### What you should do
Scan the lines below for the word "Enable". Copy each line you find it in.

········

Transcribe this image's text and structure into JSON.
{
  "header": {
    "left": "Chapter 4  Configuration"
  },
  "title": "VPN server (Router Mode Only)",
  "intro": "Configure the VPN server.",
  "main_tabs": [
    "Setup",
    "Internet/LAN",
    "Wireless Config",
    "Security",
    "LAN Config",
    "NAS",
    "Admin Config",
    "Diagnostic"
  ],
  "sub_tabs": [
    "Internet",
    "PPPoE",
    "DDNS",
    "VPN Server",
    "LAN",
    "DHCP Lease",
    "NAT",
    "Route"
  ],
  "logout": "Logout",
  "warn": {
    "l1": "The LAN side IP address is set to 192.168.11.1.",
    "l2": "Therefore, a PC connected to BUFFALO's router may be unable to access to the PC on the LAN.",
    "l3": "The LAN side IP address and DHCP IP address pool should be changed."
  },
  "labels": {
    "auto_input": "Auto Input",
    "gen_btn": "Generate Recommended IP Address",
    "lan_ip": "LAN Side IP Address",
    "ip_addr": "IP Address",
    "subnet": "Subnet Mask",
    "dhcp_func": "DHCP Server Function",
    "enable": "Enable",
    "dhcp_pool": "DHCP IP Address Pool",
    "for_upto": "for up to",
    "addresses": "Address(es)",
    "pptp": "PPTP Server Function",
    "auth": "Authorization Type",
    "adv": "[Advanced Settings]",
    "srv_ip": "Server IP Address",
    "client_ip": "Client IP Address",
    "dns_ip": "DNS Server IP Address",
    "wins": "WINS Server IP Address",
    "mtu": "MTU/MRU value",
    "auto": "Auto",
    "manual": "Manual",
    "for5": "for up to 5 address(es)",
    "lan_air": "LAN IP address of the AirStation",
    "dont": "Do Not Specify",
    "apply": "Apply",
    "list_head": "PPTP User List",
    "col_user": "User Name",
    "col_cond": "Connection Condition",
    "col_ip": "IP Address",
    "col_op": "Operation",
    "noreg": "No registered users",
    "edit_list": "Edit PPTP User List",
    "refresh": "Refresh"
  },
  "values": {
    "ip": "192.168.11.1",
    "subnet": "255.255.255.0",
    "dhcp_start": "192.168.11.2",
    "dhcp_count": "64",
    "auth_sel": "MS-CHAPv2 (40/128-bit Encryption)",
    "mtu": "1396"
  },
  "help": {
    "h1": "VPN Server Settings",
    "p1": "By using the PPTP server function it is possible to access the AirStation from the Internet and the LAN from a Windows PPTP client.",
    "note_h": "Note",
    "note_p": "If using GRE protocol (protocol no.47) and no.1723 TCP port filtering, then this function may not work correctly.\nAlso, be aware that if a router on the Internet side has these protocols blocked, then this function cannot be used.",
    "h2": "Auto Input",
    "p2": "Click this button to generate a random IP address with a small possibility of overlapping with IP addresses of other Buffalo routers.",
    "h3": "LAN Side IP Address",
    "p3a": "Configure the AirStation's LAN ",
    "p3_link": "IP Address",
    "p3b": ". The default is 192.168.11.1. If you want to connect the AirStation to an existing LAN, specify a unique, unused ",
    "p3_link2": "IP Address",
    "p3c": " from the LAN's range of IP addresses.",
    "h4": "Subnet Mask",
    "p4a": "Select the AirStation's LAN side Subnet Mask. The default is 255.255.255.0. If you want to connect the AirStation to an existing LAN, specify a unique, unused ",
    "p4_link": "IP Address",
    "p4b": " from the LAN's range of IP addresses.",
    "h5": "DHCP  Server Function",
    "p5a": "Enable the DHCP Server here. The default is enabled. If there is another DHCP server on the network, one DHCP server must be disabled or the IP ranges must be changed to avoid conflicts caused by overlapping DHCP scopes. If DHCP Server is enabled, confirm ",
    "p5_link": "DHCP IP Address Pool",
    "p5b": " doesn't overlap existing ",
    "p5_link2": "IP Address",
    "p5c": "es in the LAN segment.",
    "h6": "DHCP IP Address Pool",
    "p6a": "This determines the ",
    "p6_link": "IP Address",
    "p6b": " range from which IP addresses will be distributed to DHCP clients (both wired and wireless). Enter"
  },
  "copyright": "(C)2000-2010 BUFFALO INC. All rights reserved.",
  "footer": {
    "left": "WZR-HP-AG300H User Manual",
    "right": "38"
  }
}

········

### Exercise response
    "enable": "Enable",
    "p5a": "Enable the DHCP Server here. The default is enabled. If there is another DHCP server on the network, one DHCP server must be disabled or the IP ranges must be changed to avoid conflicts caused by overlapping DHCP scopes. If DHCP Server is enabled, confirm ",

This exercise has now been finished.